WORK TO BE COMPLETED:
Review the material and extract every line in which the word "CameraActor" occurs.

DATASET RECORDS:
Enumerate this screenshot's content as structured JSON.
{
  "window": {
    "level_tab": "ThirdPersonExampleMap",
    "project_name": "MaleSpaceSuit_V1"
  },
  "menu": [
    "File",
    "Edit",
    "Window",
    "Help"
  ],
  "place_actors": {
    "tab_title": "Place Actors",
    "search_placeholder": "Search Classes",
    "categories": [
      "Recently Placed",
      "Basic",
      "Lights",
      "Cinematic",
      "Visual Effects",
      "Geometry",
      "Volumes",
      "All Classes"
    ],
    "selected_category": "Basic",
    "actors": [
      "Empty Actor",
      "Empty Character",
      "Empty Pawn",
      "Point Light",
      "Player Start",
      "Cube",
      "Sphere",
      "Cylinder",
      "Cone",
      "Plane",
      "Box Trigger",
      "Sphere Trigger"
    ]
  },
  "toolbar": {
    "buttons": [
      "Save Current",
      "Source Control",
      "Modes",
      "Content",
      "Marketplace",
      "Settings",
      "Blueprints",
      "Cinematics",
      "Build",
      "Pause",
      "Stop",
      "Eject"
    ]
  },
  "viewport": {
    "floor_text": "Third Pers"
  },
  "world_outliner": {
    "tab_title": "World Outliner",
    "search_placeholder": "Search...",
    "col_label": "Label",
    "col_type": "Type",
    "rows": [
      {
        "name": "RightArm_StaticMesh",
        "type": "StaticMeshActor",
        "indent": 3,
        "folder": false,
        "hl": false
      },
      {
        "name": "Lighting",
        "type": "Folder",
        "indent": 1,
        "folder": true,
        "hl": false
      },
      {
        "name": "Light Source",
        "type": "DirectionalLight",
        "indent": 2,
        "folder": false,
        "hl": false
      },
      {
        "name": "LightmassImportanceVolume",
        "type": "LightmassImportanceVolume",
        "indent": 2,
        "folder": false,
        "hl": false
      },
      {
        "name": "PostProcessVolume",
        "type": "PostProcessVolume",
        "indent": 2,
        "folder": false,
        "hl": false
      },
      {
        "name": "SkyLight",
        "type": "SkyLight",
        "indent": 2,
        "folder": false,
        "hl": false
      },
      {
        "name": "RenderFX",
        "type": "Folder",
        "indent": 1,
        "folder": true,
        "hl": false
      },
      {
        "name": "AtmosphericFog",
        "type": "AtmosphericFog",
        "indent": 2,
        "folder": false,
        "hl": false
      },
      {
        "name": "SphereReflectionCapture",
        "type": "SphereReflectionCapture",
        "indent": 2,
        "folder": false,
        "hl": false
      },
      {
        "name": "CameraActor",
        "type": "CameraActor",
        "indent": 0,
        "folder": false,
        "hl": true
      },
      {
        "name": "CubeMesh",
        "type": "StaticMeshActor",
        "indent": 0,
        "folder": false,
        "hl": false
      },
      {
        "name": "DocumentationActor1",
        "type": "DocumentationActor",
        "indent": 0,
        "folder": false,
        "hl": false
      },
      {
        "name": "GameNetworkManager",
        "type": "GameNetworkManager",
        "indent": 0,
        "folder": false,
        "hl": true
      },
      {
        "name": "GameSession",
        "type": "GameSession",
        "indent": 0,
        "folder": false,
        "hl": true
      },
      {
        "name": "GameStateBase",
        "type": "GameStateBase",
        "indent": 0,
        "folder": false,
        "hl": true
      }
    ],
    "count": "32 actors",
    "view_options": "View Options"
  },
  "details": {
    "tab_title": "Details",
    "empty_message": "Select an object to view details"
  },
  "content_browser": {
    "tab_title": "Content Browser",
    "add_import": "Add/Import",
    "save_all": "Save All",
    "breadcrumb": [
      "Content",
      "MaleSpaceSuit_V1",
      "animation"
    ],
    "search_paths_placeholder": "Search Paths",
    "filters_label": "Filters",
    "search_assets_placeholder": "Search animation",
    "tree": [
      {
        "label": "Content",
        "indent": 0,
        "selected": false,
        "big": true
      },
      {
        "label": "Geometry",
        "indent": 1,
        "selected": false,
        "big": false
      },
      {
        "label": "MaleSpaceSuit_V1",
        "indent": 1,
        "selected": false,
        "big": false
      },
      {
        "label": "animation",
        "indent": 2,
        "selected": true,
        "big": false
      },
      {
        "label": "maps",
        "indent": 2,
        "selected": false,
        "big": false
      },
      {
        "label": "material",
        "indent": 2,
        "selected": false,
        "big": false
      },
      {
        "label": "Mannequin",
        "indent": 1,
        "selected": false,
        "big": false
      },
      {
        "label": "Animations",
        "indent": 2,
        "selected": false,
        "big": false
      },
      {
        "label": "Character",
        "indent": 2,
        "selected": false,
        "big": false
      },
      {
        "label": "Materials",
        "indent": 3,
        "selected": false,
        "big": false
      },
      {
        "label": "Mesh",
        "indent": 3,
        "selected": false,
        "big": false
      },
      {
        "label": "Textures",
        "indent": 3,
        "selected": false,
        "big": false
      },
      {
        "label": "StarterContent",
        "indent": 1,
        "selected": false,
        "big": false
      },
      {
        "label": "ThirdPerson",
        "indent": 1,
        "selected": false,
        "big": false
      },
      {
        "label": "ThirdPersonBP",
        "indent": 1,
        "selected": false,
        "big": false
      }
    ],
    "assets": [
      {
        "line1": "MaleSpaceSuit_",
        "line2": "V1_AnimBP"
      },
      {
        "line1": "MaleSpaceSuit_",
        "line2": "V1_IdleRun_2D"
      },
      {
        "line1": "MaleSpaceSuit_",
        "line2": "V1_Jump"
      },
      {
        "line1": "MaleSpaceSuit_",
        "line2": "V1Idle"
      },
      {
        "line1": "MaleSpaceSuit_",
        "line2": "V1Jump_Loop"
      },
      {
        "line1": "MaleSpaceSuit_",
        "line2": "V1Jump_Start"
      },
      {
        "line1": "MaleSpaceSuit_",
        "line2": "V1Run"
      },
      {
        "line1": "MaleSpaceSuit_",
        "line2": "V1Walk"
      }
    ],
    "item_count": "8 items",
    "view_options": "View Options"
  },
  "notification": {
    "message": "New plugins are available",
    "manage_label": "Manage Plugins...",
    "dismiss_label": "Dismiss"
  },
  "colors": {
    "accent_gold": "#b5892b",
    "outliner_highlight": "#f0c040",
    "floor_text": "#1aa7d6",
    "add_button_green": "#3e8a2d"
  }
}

RESULT OF THIS EXERCISE:
        "name": "CameraActor",
        "type": "CameraActor",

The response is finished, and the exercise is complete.